## start Excerpted data

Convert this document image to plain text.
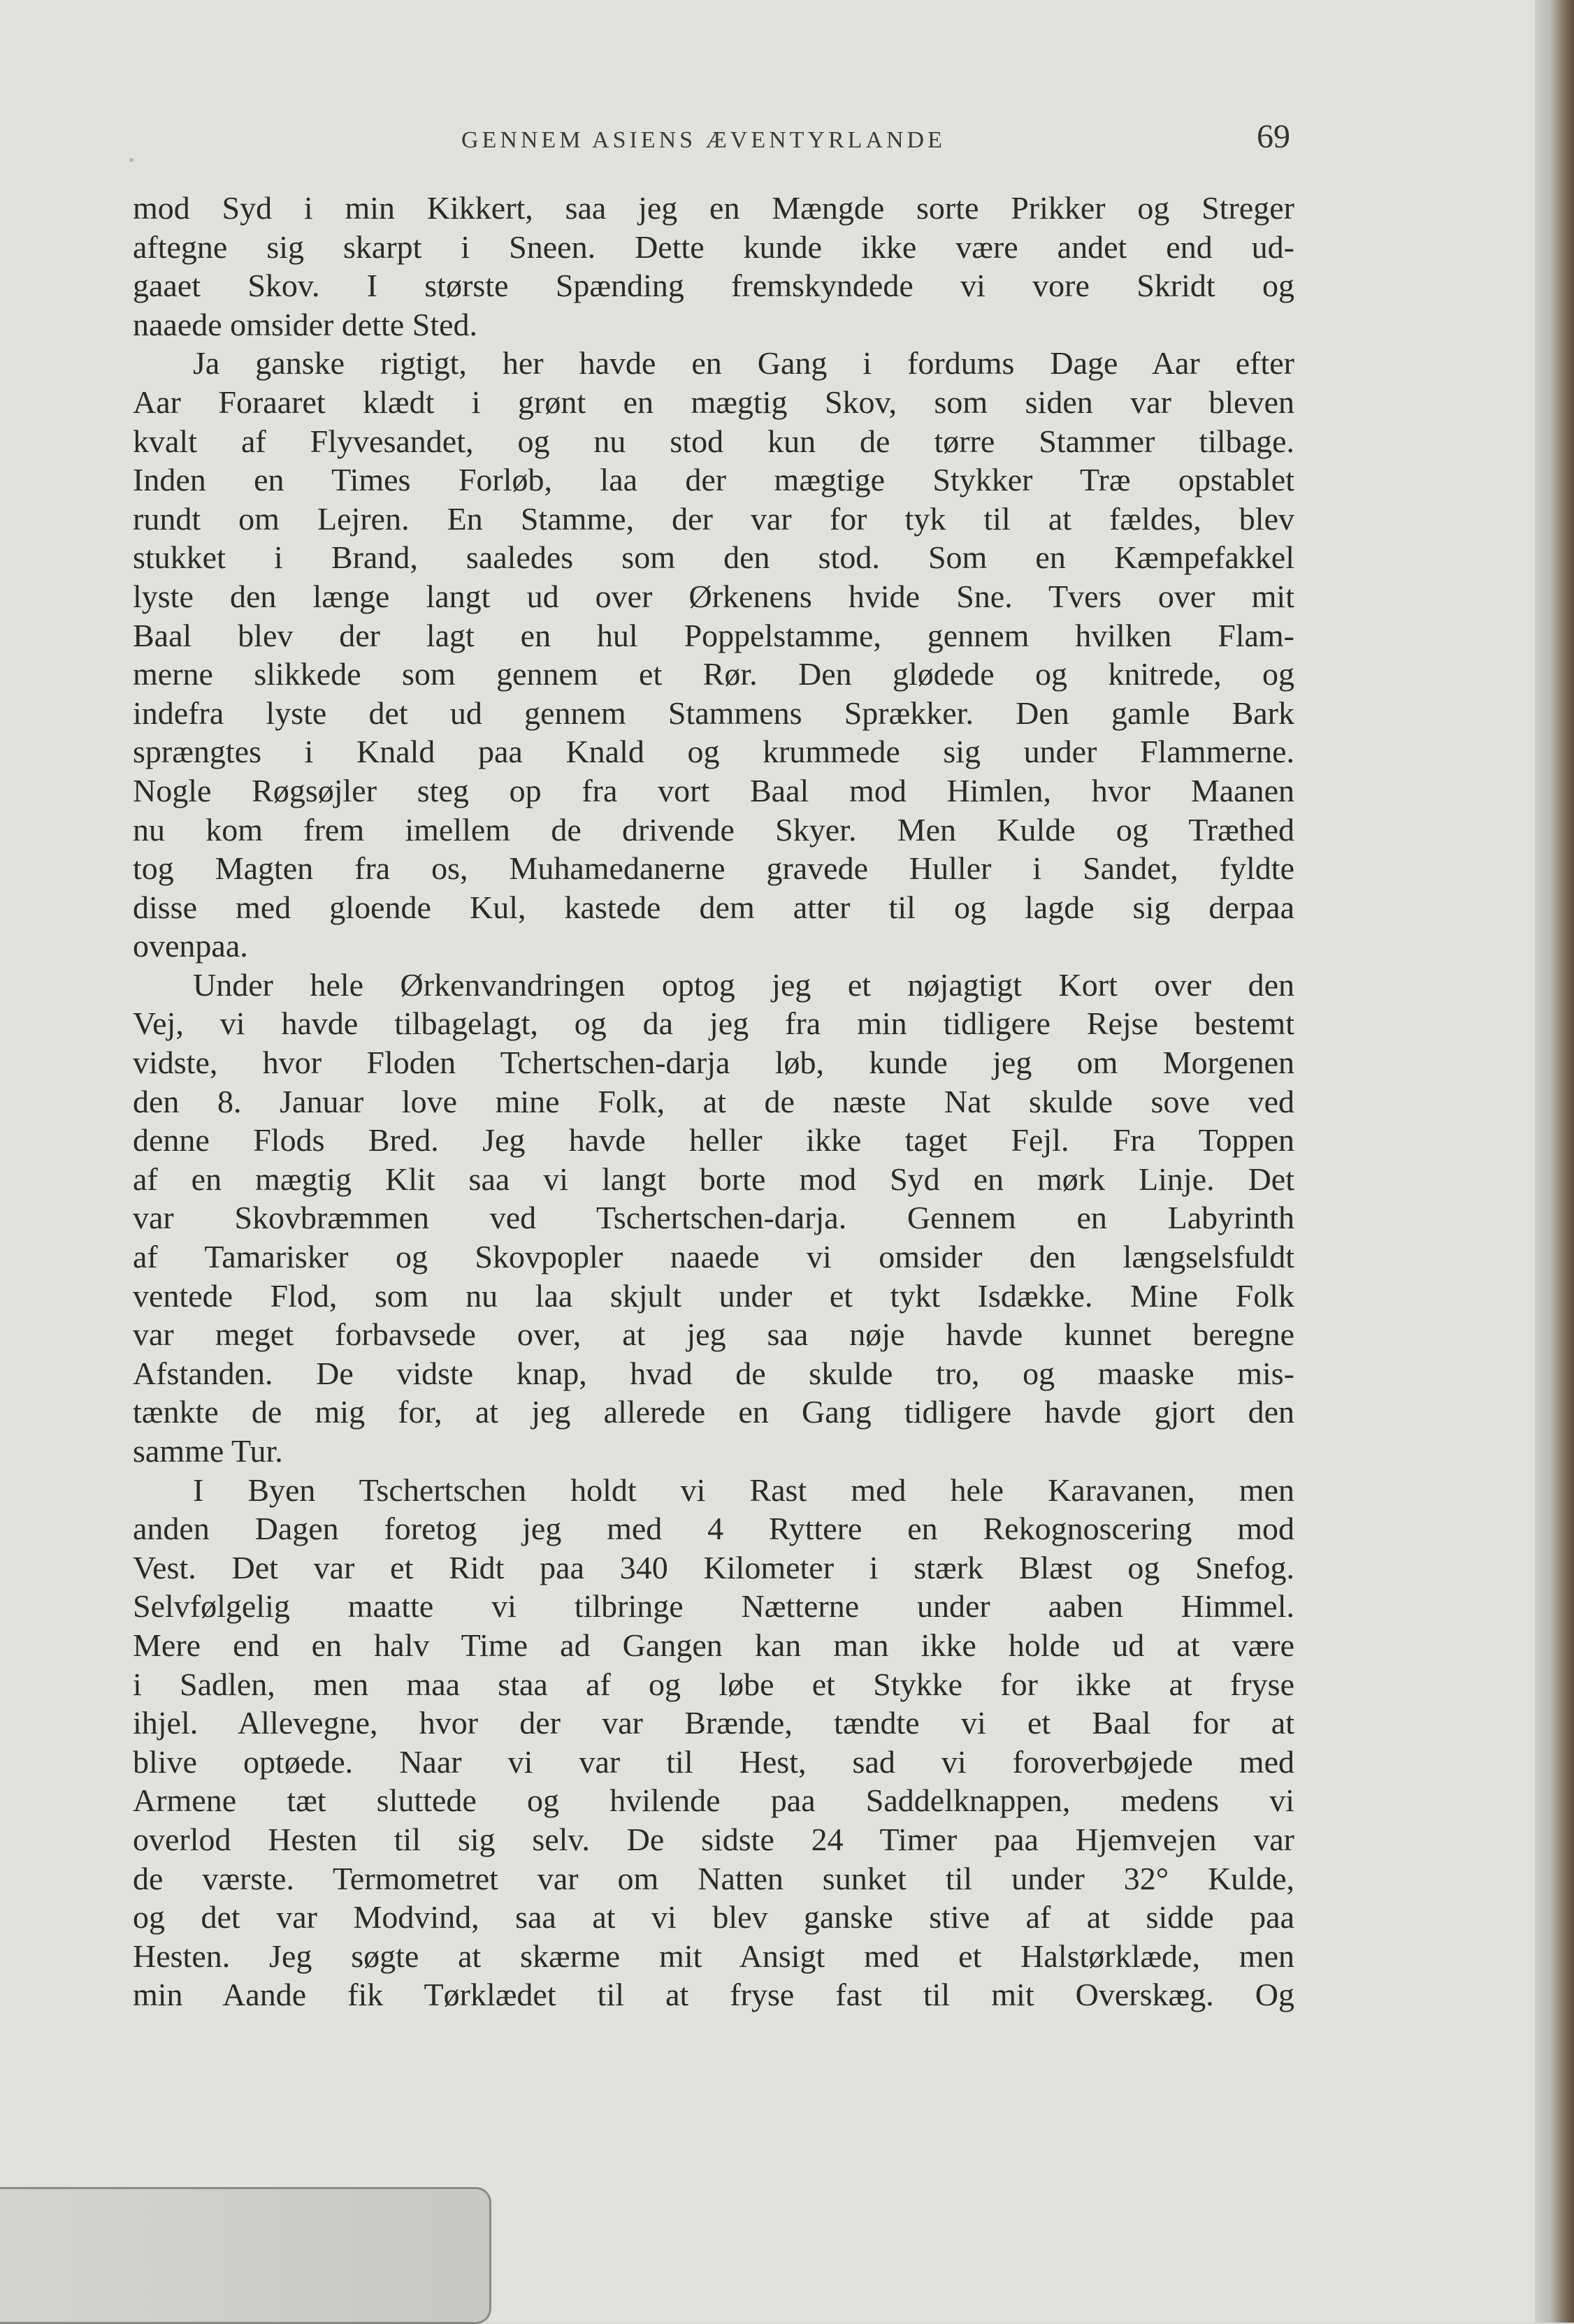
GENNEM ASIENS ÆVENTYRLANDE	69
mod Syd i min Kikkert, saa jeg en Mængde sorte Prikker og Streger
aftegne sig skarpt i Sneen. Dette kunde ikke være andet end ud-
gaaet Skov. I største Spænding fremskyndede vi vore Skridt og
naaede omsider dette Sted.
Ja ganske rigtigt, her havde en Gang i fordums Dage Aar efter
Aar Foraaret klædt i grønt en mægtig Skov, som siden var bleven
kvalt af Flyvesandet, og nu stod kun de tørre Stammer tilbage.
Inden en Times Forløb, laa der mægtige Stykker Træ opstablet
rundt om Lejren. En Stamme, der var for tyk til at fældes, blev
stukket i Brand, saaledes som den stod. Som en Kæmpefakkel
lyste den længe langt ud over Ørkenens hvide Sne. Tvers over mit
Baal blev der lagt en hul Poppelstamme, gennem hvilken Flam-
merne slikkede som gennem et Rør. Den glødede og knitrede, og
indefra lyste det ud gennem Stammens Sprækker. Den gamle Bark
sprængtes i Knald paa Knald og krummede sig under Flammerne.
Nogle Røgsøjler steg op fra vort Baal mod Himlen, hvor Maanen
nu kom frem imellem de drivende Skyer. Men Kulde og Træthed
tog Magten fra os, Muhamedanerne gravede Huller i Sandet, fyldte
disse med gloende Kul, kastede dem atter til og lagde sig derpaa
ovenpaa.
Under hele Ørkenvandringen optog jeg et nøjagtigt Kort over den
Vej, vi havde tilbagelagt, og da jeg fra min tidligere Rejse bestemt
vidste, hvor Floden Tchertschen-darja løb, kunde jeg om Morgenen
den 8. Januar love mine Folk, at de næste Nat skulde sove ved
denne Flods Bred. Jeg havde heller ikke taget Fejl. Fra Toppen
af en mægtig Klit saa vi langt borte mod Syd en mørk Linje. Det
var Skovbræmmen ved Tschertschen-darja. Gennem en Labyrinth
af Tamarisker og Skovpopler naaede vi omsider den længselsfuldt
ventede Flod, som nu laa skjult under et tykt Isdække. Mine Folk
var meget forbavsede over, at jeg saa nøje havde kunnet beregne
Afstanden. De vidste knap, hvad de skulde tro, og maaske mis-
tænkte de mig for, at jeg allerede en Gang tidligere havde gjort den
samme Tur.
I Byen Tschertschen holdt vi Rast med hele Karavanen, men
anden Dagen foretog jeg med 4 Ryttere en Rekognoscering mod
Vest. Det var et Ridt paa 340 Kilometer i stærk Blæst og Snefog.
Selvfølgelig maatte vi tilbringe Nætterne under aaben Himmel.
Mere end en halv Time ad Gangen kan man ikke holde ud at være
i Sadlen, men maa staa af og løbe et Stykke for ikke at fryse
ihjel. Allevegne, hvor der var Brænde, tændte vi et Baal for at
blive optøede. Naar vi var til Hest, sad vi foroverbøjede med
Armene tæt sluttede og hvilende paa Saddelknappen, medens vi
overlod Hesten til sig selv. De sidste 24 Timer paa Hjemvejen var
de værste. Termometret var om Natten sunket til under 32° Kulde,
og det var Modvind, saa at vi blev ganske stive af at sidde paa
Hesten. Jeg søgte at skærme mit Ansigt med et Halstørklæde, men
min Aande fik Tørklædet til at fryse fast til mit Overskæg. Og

## end Excerpted data

### Task prompt
Copy every line from the records above that contains the word "skulde".

### Full answer
den 8. Januar love mine Folk, at de næste Nat skulde sove ved
Afstanden. De vidste knap, hvad de skulde tro, og maaske mis-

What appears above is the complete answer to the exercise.